[Description of the task] Without changing a character, return the entries, but not the images they hold.

[Dataset excerpts]
_____
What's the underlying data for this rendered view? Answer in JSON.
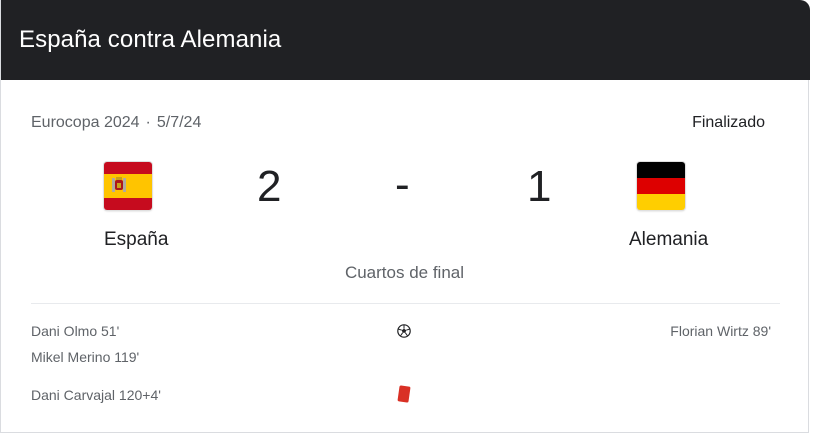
{
  "header": {
    "title": "España contra Alemania"
  },
  "match": {
    "competition": "Eurocopa 2024",
    "separator": "·",
    "date": "5/7/24",
    "status": "Finalizado",
    "round": "Cuartos de final",
    "score_separator": "-"
  },
  "home": {
    "name": "España",
    "score": "2",
    "flag_icon": "spain-flag-icon"
  },
  "away": {
    "name": "Alemania",
    "score": "1",
    "flag_icon": "germany-flag-icon"
  },
  "events": {
    "goals": {
      "icon": "soccer-ball-icon",
      "home": [
        "Dani Olmo 51'",
        "Mikel Merino 119'"
      ],
      "away": [
        "Florian Wirtz 89'"
      ]
    },
    "red_cards": {
      "icon": "red-card-icon",
      "color": "#d93025",
      "home": [
        "Dani Carvajal 120+4'"
      ],
      "away": []
    }
  },
  "colors": {
    "header_bg": "#202124",
    "spain_red": "#c60b1e",
    "spain_yellow": "#ffc400",
    "germany_black": "#000000",
    "germany_red": "#dd0000",
    "germany_gold": "#ffce00"
  }
}
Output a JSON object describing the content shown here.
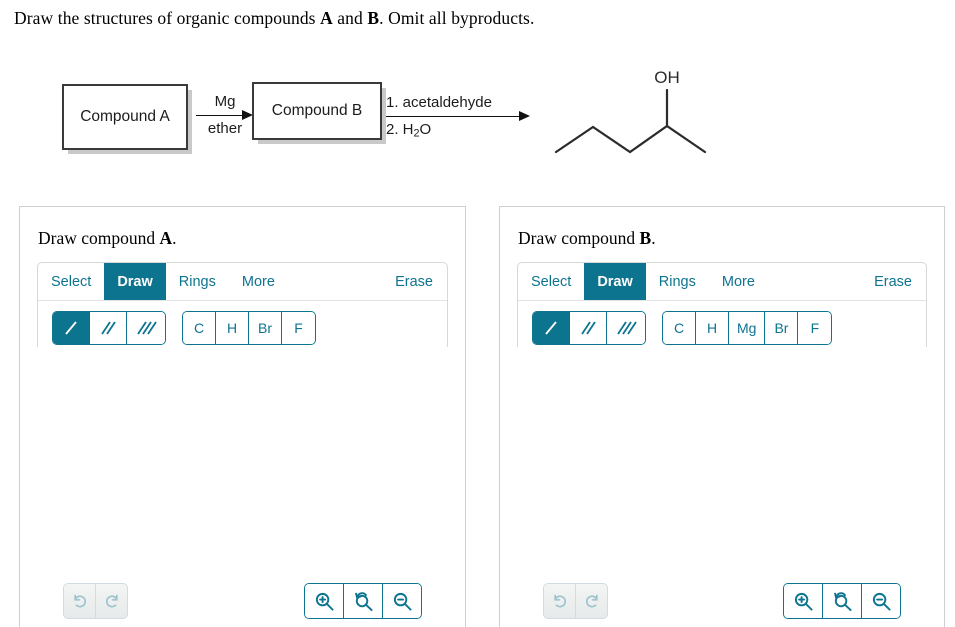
{
  "prompt": {
    "before": "Draw the structures of organic compounds ",
    "bold_a": "A",
    "middle": " and ",
    "bold_b": "B",
    "after": ". Omit all byproducts."
  },
  "scheme": {
    "box_a_label": "Compound A",
    "box_b_label": "Compound B",
    "arrow1": {
      "above": "Mg",
      "below": "ether"
    },
    "arrow2": {
      "above": "1. acetaldehyde",
      "below_prefix": "2. H",
      "below_sub": "2",
      "below_suffix": "O"
    },
    "product": {
      "oh_label": "OH",
      "name": "pentan-2-ol-skeletal"
    }
  },
  "panel_a": {
    "title_prefix": "Draw compound ",
    "title_bold": "A",
    "title_suffix": ".",
    "tabs": [
      {
        "label": "Select",
        "active": false
      },
      {
        "label": "Draw",
        "active": true
      },
      {
        "label": "Rings",
        "active": false
      },
      {
        "label": "More",
        "active": false
      }
    ],
    "erase_label": "Erase",
    "bond_buttons": [
      {
        "name": "single-bond",
        "active": true
      },
      {
        "name": "double-bond",
        "active": false
      },
      {
        "name": "triple-bond",
        "active": false
      }
    ],
    "element_buttons": [
      "C",
      "H",
      "Br",
      "F"
    ],
    "history_buttons": [
      "undo",
      "redo"
    ],
    "zoom_buttons": [
      "zoom-in",
      "zoom-reset",
      "zoom-out"
    ]
  },
  "panel_b": {
    "title_prefix": "Draw compound ",
    "title_bold": "B",
    "title_suffix": ".",
    "tabs": [
      {
        "label": "Select",
        "active": false
      },
      {
        "label": "Draw",
        "active": true
      },
      {
        "label": "Rings",
        "active": false
      },
      {
        "label": "More",
        "active": false
      }
    ],
    "erase_label": "Erase",
    "bond_buttons": [
      {
        "name": "single-bond",
        "active": true
      },
      {
        "name": "double-bond",
        "active": false
      },
      {
        "name": "triple-bond",
        "active": false
      }
    ],
    "element_buttons": [
      "C",
      "H",
      "Mg",
      "Br",
      "F"
    ],
    "history_buttons": [
      "undo",
      "redo"
    ],
    "zoom_buttons": [
      "zoom-in",
      "zoom-reset",
      "zoom-out"
    ]
  },
  "colors": {
    "accent": "#0d7490",
    "panel_border": "#cfcfcf",
    "disabled_icon": "#9dc4cf",
    "structure_line": "#2b2b2b"
  }
}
_____
[Task solution]
What's the underlying data for this rendered view? Answer in JSON.
{
  "header": {
    "title": "España contra Alemania"
  },
  "match": {
    "competition": "Eurocopa 2024",
    "separator": "·",
    "date": "5/7/24",
    "status": "Finalizado",
    "round": "Cuartos de final",
    "score_separator": "-"
  },
  "home": {
    "name": "España",
    "score": "2",
    "flag_icon": "spain-flag-icon"
  },
  "away": {
    "name": "Alemania",
    "score": "1",
    "flag_icon": "germany-flag-icon"
  },
  "events": {
    "goals": {
      "icon": "soccer-ball-icon",
      "home": [
        "Dani Olmo 51'",
        "Mikel Merino 119'"
      ],
      "away": [
        "Florian Wirtz 89'"
      ]
    },
    "red_cards": {
      "icon": "red-card-icon",
      "color": "#d93025",
      "home": [
        "Dani Carvajal 120+4'"
      ],
      "away": []
    }
  },
  "colors": {
    "header_bg": "#202124",
    "spain_red": "#c60b1e",
    "spain_yellow": "#ffc400",
    "germany_black": "#000000",
    "germany_red": "#dd0000",
    "germany_gold": "#ffce00"
  }
}
Output a JSON object describing the content shown here.
{
  "prompt": {
    "before": "Draw the structures of organic compounds ",
    "bold_a": "A",
    "middle": " and ",
    "bold_b": "B",
    "after": ". Omit all byproducts."
  },
  "scheme": {
    "box_a_label": "Compound A",
    "box_b_label": "Compound B",
    "arrow1": {
      "above": "Mg",
      "below": "ether"
    },
    "arrow2": {
      "above": "1. acetaldehyde",
      "below_prefix": "2. H",
      "below_sub": "2",
      "below_suffix": "O"
    },
    "product": {
      "oh_label": "OH",
      "name": "pentan-2-ol-skeletal"
    }
  },
  "panel_a": {
    "title_prefix": "Draw compound ",
    "title_bold": "A",
    "title_suffix": ".",
    "tabs": [
      {
        "label": "Select",
        "active": false
      },
      {
        "label": "Draw",
        "active": true
      },
      {
        "label": "Rings",
        "active": false
      },
      {
        "label": "More",
        "active": false
      }
    ],
    "erase_label": "Erase",
    "bond_buttons": [
      {
        "name": "single-bond",
        "active": true
      },
      {
        "name": "double-bond",
        "active": false
      },
      {
        "name": "triple-bond",
        "active": false
      }
    ],
    "element_buttons": [
      "C",
      "H",
      "Br",
      "F"
    ],
    "history_buttons": [
      "undo",
      "redo"
    ],
    "zoom_buttons": [
      "zoom-in",
      "zoom-reset",
      "zoom-out"
    ]
  },
  "panel_b": {
    "title_prefix": "Draw compound ",
    "title_bold": "B",
    "title_suffix": ".",
    "tabs": [
      {
        "label": "Select",
        "active": false
      },
      {
        "label": "Draw",
        "active": true
      },
      {
        "label": "Rings",
        "active": false
      },
      {
        "label": "More",
        "active": false
      }
    ],
    "erase_label": "Erase",
    "bond_buttons": [
      {
        "name": "single-bond",
        "active": true
      },
      {
        "name": "double-bond",
        "active": false
      },
      {
        "name": "triple-bond",
        "active": false
      }
    ],
    "element_buttons": [
      "C",
      "H",
      "Mg",
      "Br",
      "F"
    ],
    "history_buttons": [
      "undo",
      "redo"
    ],
    "zoom_buttons": [
      "zoom-in",
      "zoom-reset",
      "zoom-out"
    ]
  },
  "colors": {
    "accent": "#0d7490",
    "panel_border": "#cfcfcf",
    "disabled_icon": "#9dc4cf",
    "structure_line": "#2b2b2b"
  }
}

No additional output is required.